### Brief
Looking at the listing, state how many of its lines contain the string "Section". Write only the number.
BEGIN Entries supplied
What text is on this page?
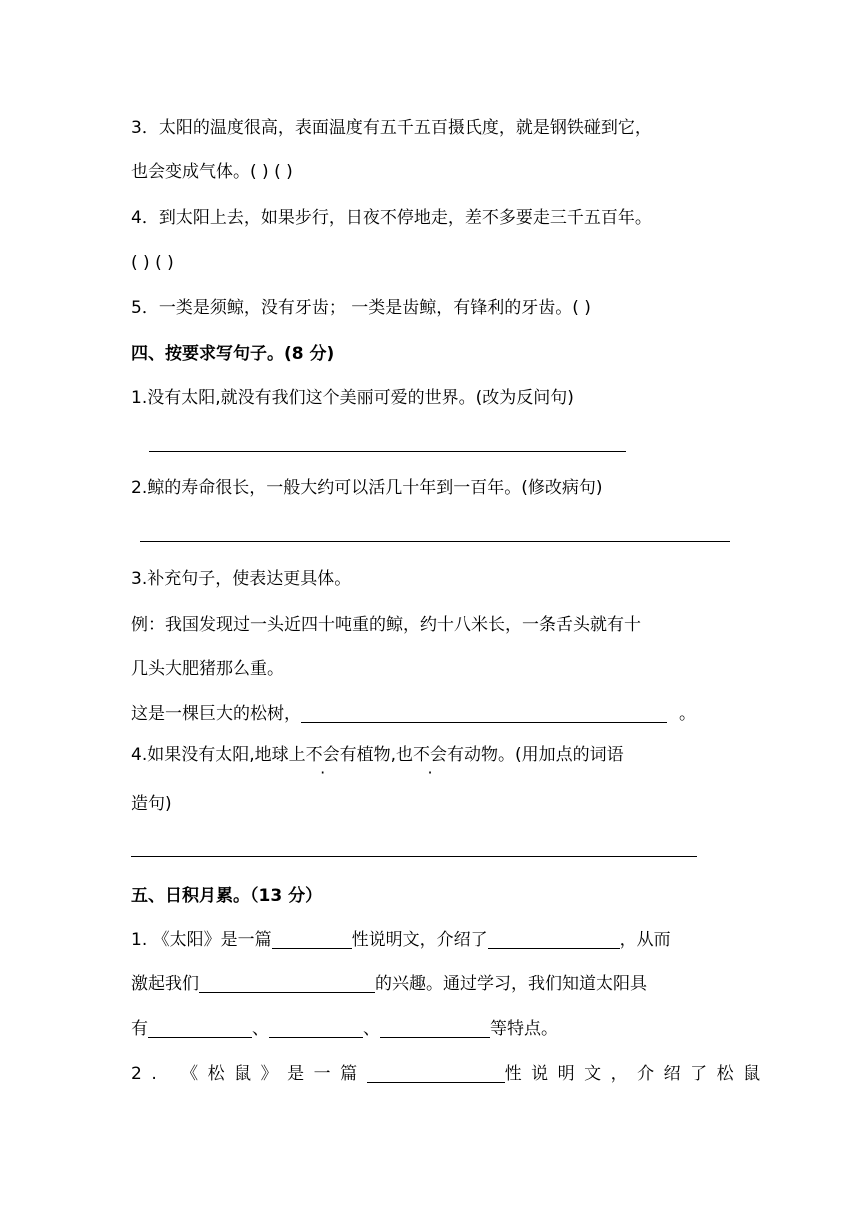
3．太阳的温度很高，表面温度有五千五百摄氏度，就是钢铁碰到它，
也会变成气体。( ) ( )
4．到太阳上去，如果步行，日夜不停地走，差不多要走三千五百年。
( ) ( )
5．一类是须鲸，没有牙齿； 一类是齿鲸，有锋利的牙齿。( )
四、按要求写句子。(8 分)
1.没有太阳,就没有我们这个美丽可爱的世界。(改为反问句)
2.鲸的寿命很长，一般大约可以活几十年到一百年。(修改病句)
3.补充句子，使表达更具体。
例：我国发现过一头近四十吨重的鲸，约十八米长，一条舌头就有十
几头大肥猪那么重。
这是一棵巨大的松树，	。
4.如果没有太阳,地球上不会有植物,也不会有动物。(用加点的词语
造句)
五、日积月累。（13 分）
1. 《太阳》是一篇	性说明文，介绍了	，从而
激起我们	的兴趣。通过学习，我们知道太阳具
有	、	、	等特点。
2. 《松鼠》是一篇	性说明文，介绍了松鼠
END Entries supplied
BEGIN Entries supplied
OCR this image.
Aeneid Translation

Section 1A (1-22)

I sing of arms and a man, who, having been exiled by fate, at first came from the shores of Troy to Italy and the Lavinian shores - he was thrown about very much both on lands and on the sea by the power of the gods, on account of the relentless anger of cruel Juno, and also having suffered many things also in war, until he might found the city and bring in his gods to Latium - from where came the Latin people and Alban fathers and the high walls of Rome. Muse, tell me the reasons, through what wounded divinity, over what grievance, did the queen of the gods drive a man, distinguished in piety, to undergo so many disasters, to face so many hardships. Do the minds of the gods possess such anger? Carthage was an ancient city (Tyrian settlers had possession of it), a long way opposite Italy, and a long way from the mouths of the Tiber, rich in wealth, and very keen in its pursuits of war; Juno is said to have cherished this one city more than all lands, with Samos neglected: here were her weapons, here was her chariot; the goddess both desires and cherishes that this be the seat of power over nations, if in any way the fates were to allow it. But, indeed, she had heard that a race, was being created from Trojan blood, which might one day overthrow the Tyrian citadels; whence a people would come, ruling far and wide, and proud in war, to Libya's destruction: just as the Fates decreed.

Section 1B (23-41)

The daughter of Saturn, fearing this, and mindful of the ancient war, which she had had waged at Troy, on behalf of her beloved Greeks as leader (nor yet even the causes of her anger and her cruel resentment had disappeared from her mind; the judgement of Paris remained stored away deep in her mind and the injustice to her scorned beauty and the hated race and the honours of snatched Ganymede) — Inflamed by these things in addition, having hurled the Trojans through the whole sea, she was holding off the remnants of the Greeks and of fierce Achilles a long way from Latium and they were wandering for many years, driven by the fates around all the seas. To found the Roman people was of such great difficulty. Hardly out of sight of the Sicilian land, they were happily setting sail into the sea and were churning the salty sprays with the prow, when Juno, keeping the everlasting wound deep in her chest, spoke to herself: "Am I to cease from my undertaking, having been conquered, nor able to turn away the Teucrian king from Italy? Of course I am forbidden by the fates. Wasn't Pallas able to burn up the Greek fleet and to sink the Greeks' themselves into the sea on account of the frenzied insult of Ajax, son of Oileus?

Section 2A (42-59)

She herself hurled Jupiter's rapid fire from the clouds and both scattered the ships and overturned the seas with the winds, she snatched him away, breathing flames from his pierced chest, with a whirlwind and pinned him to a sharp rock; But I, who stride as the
END Entries supplied
BEGIN Entries supplied
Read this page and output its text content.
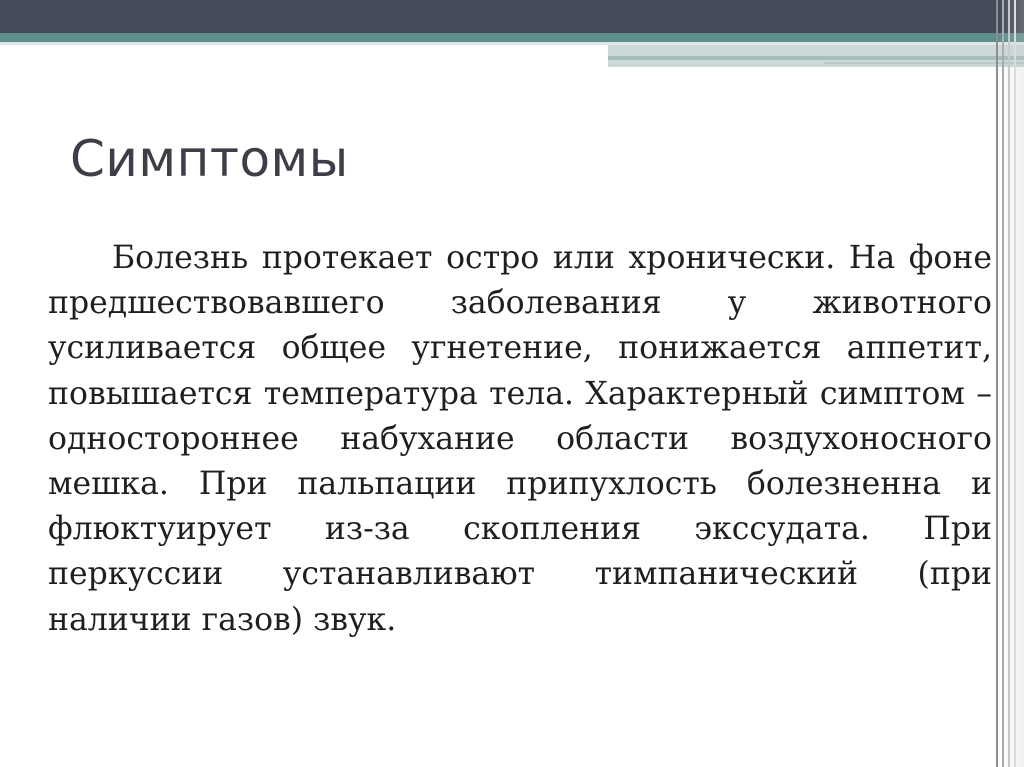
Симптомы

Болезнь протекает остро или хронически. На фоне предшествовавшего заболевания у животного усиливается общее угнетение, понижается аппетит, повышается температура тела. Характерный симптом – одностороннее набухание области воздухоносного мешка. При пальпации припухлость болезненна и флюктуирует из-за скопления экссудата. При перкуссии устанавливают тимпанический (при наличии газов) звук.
END Entries supplied
### Written answer
3